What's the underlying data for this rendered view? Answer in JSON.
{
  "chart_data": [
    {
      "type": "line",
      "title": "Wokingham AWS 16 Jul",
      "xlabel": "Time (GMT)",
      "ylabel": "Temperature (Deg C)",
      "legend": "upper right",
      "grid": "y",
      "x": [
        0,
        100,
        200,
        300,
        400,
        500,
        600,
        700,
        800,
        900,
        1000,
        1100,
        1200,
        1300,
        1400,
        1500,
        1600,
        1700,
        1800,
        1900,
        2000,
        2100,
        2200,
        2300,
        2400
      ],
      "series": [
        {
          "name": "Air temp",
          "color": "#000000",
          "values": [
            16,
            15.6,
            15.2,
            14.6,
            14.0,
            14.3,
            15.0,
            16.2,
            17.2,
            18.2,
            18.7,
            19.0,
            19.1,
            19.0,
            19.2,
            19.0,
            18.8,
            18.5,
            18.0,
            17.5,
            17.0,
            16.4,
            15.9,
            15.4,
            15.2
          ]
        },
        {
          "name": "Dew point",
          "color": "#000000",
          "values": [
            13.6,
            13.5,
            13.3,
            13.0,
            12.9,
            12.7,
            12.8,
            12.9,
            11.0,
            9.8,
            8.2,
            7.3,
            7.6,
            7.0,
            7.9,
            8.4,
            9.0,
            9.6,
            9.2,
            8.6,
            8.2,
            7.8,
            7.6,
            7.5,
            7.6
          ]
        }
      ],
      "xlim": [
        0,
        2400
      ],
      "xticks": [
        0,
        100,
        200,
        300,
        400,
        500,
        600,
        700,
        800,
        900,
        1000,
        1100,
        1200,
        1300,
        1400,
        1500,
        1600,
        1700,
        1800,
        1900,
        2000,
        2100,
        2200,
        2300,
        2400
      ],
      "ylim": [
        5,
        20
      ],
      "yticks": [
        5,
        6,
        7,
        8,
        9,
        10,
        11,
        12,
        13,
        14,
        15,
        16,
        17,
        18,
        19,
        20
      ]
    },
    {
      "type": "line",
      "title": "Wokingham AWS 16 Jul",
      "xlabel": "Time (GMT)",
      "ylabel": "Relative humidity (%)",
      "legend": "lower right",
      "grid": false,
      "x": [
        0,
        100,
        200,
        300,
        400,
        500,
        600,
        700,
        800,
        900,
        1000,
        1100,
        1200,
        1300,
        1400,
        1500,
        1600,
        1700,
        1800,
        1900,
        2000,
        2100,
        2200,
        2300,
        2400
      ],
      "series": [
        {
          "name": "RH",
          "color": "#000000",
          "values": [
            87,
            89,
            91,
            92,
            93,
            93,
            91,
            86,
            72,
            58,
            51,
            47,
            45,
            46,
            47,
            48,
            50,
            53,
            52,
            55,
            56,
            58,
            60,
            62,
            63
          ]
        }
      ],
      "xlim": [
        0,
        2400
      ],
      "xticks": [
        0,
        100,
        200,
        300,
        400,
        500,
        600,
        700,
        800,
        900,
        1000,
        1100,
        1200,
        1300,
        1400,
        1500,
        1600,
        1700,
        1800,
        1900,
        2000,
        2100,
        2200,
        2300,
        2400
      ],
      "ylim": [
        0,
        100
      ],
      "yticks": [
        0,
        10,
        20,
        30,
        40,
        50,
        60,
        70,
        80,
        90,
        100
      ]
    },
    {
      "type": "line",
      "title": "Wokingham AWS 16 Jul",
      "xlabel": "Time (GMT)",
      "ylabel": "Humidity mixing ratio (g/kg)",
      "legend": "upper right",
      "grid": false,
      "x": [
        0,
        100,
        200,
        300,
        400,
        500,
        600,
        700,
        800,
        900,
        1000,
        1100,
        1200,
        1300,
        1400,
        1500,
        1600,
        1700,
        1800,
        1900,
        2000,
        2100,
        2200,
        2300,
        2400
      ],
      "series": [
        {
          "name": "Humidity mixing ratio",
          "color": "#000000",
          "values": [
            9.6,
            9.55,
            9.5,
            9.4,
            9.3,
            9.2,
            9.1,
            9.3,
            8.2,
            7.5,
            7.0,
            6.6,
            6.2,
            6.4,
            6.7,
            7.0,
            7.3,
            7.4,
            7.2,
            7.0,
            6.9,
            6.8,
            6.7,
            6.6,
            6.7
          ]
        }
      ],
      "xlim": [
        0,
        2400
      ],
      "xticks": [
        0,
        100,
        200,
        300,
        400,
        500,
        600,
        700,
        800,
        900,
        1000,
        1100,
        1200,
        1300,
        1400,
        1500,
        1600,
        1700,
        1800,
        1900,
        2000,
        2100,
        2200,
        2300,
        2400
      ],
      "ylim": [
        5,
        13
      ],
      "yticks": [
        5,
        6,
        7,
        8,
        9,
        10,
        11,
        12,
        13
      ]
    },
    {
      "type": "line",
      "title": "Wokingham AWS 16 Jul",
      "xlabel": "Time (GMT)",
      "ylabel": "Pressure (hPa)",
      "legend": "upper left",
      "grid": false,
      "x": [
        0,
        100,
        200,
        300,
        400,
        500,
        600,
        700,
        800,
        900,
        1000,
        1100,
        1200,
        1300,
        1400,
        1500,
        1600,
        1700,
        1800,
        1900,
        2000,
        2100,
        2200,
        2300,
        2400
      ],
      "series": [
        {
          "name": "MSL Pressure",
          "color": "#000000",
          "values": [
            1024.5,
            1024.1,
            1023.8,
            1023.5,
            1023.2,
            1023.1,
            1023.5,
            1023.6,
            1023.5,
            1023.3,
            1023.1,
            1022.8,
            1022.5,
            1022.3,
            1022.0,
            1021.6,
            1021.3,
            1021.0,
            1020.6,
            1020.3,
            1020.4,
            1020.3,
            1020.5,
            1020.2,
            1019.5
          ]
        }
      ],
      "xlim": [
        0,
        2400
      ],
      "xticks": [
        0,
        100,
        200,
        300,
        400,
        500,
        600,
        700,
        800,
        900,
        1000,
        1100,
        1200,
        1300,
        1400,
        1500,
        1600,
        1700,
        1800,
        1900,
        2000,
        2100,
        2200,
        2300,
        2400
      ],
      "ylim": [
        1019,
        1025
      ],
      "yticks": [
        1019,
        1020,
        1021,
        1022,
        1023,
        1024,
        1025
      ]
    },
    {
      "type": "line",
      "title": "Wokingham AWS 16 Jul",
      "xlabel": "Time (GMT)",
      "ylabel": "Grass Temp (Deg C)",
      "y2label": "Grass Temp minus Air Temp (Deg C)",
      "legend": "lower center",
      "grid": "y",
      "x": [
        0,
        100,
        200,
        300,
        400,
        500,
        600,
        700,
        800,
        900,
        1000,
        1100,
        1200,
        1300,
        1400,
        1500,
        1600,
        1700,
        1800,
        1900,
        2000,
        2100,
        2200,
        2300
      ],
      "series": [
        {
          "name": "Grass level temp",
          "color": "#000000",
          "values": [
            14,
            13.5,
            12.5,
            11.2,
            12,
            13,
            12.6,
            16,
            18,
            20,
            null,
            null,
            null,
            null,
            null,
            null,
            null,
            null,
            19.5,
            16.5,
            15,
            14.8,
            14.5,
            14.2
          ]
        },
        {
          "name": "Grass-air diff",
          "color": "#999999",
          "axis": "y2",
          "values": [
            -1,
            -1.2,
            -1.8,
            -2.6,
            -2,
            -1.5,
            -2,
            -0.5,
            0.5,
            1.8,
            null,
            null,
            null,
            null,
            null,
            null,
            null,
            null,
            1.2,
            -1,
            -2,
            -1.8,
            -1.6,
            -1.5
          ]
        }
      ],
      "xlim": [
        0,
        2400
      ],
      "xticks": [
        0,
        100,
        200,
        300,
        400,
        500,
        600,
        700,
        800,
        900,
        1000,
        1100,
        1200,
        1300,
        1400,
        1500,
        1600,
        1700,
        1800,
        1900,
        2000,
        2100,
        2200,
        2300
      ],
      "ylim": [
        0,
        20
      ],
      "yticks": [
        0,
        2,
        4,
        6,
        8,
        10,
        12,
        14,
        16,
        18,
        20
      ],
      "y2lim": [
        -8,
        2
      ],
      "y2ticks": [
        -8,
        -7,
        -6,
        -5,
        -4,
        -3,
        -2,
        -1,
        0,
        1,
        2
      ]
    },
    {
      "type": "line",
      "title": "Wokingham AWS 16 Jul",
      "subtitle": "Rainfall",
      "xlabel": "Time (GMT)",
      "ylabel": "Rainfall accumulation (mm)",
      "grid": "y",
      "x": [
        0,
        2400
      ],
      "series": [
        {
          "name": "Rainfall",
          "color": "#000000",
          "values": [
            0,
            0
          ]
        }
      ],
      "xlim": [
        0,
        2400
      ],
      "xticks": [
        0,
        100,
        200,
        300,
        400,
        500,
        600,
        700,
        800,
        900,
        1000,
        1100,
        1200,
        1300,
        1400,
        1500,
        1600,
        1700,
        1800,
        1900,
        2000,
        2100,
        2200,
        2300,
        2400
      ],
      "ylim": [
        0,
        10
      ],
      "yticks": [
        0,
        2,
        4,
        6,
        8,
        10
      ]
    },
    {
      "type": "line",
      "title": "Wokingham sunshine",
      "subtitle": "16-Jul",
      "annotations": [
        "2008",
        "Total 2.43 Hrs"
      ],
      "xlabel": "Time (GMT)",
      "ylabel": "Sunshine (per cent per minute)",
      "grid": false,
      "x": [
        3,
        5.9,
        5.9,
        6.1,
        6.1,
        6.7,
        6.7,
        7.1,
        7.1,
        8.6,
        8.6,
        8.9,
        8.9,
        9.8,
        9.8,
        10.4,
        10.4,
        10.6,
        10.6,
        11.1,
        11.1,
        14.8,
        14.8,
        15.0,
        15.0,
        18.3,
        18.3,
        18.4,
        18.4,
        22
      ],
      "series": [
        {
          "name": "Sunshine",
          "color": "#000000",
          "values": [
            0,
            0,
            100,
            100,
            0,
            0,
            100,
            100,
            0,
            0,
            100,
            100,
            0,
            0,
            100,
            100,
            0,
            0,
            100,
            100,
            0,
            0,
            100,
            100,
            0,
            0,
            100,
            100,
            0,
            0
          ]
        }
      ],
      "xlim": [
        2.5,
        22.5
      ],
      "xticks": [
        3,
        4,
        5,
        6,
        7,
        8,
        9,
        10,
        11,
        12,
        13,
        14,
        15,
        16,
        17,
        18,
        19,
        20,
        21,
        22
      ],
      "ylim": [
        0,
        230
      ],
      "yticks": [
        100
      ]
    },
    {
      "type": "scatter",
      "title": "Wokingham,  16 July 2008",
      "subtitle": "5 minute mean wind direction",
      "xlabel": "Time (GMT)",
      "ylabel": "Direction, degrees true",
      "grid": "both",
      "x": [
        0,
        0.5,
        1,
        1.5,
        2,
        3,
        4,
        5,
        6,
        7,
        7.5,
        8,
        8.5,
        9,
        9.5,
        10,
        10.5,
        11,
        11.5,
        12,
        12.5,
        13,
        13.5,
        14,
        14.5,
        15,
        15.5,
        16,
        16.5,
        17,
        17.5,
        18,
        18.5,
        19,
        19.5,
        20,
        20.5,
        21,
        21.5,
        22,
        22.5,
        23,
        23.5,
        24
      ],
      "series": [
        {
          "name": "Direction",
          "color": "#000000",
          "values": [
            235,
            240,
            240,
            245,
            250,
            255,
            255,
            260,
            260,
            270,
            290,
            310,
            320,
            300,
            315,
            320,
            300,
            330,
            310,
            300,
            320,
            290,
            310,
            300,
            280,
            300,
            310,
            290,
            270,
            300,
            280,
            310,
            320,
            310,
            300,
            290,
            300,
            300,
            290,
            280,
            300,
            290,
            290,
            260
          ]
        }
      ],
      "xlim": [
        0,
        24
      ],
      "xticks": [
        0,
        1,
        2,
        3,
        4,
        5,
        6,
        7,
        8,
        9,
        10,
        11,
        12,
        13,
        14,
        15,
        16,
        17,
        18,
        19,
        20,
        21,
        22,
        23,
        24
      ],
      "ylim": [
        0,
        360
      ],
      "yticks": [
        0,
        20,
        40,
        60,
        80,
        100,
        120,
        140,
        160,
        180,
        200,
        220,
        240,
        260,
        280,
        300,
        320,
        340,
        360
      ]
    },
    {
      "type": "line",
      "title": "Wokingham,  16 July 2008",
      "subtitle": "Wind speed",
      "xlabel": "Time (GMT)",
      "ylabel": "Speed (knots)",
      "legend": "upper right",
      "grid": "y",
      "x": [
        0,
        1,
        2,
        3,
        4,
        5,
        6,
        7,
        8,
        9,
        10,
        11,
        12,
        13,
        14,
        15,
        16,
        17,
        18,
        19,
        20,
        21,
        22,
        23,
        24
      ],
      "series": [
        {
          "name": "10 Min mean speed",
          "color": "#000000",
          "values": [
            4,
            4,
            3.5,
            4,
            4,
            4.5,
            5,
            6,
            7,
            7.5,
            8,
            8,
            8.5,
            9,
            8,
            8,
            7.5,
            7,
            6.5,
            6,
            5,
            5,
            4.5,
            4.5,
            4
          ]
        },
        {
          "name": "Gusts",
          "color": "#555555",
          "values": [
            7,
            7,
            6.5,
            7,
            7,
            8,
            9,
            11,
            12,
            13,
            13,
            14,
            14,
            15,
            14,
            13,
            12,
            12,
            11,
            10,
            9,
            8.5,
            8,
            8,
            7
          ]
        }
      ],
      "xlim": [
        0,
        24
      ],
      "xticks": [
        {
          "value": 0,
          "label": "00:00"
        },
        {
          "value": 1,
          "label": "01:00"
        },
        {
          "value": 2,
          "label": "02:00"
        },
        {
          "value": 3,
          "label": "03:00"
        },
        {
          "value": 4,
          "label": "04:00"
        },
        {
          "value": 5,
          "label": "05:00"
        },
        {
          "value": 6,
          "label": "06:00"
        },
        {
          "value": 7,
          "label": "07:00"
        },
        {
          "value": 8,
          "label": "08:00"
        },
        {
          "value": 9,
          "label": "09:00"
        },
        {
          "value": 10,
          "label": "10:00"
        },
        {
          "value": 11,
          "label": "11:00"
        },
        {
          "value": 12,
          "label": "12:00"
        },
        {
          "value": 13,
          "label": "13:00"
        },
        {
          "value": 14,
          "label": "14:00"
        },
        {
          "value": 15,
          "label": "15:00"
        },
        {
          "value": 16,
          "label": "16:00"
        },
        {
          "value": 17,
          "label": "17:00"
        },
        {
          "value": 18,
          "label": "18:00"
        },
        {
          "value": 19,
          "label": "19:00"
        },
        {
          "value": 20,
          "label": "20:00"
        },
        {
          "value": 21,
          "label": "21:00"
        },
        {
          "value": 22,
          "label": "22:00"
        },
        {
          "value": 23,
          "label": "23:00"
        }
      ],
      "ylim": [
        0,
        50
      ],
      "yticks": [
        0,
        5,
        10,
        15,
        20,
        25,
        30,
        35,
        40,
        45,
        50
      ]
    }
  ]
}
==========
## What the task asks
Find the lines holding "subtitle" and list every one.

## Written response
      "subtitle": "Rainfall",
      "subtitle": "16-Jul",
      "subtitle": "5 minute mean wind direction",
      "subtitle": "Wind speed",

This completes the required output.